--- Problem to solve ---
Collect every line that includes the string "Prayer".

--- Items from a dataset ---
· · · · ·
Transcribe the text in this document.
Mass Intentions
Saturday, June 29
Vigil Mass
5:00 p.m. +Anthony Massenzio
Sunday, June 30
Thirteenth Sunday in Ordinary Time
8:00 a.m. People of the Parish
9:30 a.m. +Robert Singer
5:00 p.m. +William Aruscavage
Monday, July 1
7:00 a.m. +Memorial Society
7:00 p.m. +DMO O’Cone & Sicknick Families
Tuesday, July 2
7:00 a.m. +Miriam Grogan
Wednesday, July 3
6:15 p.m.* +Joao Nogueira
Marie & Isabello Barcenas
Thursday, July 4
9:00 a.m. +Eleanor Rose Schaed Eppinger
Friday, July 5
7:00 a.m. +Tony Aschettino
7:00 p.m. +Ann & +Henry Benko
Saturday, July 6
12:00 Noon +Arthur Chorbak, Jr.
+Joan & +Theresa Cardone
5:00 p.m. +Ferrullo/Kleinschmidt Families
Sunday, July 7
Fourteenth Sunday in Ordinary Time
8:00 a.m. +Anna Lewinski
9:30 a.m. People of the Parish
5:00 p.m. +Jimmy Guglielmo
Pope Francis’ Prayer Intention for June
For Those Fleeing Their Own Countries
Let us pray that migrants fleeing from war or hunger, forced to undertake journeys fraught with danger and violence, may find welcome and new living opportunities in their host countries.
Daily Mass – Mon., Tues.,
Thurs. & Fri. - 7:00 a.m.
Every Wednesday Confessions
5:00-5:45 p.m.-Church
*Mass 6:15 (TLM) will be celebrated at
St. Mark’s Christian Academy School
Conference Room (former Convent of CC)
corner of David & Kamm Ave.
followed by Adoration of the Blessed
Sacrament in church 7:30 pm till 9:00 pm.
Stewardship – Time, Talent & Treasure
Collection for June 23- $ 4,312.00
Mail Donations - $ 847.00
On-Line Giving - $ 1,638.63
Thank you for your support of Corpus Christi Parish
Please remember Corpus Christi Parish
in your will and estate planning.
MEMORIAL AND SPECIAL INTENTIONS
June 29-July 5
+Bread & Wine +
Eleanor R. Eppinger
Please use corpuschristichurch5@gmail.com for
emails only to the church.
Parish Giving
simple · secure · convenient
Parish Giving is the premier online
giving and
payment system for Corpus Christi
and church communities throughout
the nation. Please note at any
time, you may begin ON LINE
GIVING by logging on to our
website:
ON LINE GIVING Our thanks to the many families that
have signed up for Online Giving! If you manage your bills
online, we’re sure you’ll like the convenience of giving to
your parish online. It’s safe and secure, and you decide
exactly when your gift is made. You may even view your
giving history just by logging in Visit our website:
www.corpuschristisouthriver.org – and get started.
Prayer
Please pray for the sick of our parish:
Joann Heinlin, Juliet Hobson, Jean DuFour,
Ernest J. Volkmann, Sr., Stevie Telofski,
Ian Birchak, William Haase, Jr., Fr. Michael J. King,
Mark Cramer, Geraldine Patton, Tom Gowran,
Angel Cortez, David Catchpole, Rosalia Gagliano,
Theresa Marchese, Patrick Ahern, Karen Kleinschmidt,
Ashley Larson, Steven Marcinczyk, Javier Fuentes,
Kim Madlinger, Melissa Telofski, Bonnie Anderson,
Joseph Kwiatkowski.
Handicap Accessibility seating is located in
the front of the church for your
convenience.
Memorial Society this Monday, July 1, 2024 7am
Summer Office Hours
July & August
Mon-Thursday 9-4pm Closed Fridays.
· · · · ·
--- Task result ---
Pope Francis’ Prayer Intention for June
Prayer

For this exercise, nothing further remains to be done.